CONSIGNE:
Répondez à ces questions à l'aide de l'extrait sur le télétravail :
(a) Quelle est la réponse générale à la question « Comment avez-vous vécu le confinement ? » ?
(b) Combien d'euros de PIB un billet de vingt euros aura-t-il générés en cinq mouvements ?
(c) Quelle notion n'existe pas mais serait utile pour apprécier la cohésion de la société ?

EXTRAIT CHOISI:
==================================================
Wilson, le compagnon imaginaire de Tom Hanks dans « Seul au monde ».
Produit Intérieur Brut et Social : heureusement que les cales étaient pleines !
Comment avez-vous vécu le confinement ? La réponse générale jusqu’à cette rentrée de tous les dangers c’est « Curieusement bien ! ». Evidemment je ne parle pas des petits entrepreneurs, restaurateurs, directeurs de salles de spectacles, indépendants (ni des gardiens de phare habitués du confinement). Mais globalement la bascule imposée dans le monde du télétravail intense s’est faite incroyablement bien. Le management s’est mobilisé, les entreprises ont mis en place des dispositifs de suivi, d’écoute, d’aide, adapté les moyens techniques et nous avons tous plongé dans l’utilisation intensive des multiples outils de visioconférence et de partage. Les perfusions d’état à base de chômage partiel et de PGE ont fait le reste. Mais peut-on continuer comme cela ? A-t-on encore suffisamment de capital social en stock ?
A celles et ceux nombreux qui sont tentés de maintenir le télétravail à haute dose je voudrais faire l’apologie du mouvement pour inciter à rétablir un certain équilibre.
La création de valeur suppose le mouvement et l’interaction. C’est vrai pour la valeur économique et cela vaut pour le capital social qui est le ciment de l’entreprise.
Pour la création de valeur économique les six derniers mois confinés ont plombé notre PIB. Il suffit de suivre les aventures d’un simple billet de vingt euros pour l’illustrer.
Un billet qui pourrait rester sagement dans une poche ou sur un compte bancaire, surtout en ces périodes de thésaurisation où les français freinent leur dépense en doutant de la reprise. Mais si quelques cycles s’enchaînent et font passer notre billet chez le coiffeur, puis l’épicier, le restaurateur, le taxi, … en cinq mouvements il aura généré 100 euros de PIB ! Vive le mouvement et l’interaction ! (on aurait aussi pu l’utiliser pour acheter sur Amazon un produit probablement fabriqué en Chine mais je n’irai pas sur ce terrain-là …).
La création de valeur suppose le mouvement et l’interaction. C’est vrai pour la valeur économique et cela vaut pour le capital social qui est le ciment de l’entreprise.
Pour créer ou recharger notre capital social nous avons aussi besoin de reprendre du mouvement et des interactions
La notion de Produit Intérieur Social n’existe pas mais elle nous serait pourtant bien utile pour apprécier la cohésion de la société. Dans les entreprises, les seules coopérations et interactions du télétravail ne suffisent probablement pas à recharger suffisamment notre stock de confiance, notre liant social.
==================================================
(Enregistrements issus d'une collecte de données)
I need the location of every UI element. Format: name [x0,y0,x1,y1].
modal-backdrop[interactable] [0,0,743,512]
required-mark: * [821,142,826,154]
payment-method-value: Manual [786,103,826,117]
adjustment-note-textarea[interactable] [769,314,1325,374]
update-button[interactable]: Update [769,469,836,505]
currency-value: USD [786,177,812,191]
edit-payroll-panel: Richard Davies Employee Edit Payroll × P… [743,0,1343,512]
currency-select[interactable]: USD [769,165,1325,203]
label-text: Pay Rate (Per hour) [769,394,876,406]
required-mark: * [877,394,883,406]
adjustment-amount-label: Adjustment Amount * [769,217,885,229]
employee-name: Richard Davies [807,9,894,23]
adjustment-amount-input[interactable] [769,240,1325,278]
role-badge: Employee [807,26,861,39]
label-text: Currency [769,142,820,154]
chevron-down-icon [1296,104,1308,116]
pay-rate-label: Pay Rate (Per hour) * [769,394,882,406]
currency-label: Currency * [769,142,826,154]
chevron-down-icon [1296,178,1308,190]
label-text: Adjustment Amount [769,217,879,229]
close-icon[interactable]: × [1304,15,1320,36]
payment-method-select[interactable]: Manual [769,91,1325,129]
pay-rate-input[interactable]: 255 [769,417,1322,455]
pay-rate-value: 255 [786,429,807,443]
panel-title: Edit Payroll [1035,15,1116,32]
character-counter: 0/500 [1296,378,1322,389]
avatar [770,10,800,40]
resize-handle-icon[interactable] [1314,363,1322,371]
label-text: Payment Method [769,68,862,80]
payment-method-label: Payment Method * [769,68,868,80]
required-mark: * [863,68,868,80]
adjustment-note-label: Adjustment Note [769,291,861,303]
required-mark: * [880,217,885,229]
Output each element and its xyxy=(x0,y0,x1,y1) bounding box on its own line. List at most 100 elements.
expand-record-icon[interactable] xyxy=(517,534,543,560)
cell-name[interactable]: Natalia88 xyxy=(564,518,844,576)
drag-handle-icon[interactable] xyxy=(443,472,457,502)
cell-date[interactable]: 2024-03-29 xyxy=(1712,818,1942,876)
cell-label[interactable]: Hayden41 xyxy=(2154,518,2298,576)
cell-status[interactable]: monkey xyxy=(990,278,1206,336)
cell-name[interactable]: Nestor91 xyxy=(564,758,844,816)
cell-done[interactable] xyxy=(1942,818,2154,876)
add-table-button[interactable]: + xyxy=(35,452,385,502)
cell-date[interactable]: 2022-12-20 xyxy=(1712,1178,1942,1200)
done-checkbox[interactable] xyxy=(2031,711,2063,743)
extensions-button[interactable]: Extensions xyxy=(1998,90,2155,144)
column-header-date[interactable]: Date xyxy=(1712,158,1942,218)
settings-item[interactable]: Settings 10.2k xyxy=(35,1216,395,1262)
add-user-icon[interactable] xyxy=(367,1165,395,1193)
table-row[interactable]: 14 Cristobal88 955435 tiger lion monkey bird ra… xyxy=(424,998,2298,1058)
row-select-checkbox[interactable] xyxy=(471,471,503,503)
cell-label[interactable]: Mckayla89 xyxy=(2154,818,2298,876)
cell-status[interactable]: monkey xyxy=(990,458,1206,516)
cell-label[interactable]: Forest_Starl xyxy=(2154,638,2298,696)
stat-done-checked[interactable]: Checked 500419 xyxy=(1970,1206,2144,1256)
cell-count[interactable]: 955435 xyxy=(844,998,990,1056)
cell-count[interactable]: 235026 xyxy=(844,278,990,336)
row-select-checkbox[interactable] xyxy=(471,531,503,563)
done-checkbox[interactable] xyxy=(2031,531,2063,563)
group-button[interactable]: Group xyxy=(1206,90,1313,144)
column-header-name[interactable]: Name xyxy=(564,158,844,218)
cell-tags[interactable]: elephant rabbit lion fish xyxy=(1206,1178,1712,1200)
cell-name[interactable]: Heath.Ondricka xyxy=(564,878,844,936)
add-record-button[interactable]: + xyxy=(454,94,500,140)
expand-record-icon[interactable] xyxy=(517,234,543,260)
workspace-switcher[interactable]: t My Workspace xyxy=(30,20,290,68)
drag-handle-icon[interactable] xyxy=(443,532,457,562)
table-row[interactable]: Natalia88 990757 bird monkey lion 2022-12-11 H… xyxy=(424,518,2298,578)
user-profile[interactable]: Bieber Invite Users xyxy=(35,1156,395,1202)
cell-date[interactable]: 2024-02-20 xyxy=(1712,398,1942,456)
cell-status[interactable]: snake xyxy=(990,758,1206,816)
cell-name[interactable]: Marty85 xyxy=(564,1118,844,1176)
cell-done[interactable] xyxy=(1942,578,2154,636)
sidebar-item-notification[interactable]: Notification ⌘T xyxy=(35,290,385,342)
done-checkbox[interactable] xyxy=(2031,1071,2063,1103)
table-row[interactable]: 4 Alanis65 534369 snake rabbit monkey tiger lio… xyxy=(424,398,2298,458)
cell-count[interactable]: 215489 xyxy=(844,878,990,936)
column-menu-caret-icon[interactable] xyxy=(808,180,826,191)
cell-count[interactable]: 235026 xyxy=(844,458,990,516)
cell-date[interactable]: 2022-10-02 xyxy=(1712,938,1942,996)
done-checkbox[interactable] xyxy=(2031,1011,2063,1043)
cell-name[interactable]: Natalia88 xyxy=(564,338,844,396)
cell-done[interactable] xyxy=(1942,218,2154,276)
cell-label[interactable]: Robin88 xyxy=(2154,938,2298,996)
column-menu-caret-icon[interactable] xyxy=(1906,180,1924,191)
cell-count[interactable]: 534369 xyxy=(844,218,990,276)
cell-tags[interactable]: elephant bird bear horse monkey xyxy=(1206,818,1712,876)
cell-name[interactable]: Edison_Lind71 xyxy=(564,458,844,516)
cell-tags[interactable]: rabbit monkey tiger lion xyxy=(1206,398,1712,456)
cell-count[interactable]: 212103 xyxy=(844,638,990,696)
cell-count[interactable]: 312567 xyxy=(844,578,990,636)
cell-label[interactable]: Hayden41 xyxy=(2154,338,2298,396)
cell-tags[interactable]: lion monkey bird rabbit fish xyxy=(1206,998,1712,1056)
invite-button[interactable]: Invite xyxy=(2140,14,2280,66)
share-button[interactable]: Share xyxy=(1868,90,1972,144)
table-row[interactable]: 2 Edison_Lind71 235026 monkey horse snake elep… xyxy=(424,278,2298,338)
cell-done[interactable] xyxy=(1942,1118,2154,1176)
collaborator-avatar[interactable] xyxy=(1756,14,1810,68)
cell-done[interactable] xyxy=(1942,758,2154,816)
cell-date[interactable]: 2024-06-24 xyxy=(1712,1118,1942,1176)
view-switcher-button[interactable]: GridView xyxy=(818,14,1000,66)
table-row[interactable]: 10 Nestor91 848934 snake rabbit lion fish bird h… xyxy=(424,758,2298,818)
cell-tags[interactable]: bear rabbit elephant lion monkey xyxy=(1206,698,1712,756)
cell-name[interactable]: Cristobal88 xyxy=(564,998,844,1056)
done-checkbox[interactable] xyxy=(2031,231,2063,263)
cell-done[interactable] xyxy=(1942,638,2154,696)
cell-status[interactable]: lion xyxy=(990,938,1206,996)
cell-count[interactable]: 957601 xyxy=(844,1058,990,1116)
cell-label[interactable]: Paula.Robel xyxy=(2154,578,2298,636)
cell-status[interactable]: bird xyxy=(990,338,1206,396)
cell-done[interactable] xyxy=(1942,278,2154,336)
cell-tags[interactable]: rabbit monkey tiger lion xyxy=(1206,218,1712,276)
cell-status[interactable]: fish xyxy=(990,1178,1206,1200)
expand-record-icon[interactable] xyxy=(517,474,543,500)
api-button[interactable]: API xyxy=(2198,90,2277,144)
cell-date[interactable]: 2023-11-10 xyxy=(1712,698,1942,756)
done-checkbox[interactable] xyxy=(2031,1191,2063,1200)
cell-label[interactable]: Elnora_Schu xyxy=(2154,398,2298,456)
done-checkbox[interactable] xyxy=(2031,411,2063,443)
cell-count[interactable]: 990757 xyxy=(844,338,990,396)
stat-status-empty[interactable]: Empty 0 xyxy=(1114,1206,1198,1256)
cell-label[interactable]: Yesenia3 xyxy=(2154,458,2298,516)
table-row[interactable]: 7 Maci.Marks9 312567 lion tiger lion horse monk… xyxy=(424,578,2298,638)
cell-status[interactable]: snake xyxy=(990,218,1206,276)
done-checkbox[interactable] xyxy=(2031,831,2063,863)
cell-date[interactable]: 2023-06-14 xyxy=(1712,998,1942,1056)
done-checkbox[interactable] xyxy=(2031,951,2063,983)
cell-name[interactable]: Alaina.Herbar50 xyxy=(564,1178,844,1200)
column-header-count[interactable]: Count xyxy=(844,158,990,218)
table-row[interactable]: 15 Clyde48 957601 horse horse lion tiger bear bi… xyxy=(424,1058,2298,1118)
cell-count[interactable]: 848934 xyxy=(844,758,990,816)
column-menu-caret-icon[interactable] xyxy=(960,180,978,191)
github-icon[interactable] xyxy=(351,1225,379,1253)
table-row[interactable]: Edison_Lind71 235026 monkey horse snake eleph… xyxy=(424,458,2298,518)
==================================================
CORRIGÉ:
(a) « Curieusement bien ! »
(b) 100 euros.
(c) Le Produit Intérieur Social.